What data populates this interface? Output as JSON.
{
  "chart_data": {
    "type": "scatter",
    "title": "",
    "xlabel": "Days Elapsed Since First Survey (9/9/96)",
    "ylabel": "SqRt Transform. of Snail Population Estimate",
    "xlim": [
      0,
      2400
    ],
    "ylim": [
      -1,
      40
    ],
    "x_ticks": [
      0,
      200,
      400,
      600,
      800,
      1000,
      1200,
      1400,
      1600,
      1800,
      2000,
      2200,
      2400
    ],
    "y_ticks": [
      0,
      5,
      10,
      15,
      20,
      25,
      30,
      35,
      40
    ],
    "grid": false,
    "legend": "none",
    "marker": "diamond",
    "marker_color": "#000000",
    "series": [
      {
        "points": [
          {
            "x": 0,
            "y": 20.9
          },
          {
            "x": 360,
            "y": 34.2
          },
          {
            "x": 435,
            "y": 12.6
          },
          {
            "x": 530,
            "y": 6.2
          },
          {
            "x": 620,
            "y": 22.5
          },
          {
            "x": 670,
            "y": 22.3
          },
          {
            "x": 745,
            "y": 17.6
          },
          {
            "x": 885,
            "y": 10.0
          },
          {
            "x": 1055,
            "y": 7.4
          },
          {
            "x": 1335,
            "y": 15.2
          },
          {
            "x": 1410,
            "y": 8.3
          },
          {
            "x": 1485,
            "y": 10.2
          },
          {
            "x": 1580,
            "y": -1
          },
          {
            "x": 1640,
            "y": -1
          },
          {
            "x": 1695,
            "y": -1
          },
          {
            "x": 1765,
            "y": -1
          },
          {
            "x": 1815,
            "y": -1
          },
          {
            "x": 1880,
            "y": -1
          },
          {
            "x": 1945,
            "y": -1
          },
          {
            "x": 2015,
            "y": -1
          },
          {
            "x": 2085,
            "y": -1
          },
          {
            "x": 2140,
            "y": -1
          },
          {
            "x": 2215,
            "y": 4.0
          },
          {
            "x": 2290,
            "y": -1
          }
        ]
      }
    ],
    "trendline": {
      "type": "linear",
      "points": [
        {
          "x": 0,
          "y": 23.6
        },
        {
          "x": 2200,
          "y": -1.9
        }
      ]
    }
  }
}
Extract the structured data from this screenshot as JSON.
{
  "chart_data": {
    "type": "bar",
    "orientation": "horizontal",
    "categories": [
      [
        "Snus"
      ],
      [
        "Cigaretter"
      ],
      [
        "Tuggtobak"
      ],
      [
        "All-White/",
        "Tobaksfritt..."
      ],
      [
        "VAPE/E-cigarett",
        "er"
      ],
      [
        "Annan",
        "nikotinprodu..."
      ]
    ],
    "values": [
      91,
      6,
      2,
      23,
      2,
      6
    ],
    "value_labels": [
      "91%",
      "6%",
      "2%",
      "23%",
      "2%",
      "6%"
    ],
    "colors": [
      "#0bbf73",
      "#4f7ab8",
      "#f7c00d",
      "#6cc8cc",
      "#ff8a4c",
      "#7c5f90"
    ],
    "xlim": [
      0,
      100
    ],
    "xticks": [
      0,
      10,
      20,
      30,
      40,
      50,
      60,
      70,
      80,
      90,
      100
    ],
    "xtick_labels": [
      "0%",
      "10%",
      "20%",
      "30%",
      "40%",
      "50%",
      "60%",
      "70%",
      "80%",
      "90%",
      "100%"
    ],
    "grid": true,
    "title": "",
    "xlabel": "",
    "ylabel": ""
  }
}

**Written instruction:** Return each line that includes "JSON".

**Written solution:**
What data populates this interface? Output as JSON.
Extract the structured data from this screenshot as JSON.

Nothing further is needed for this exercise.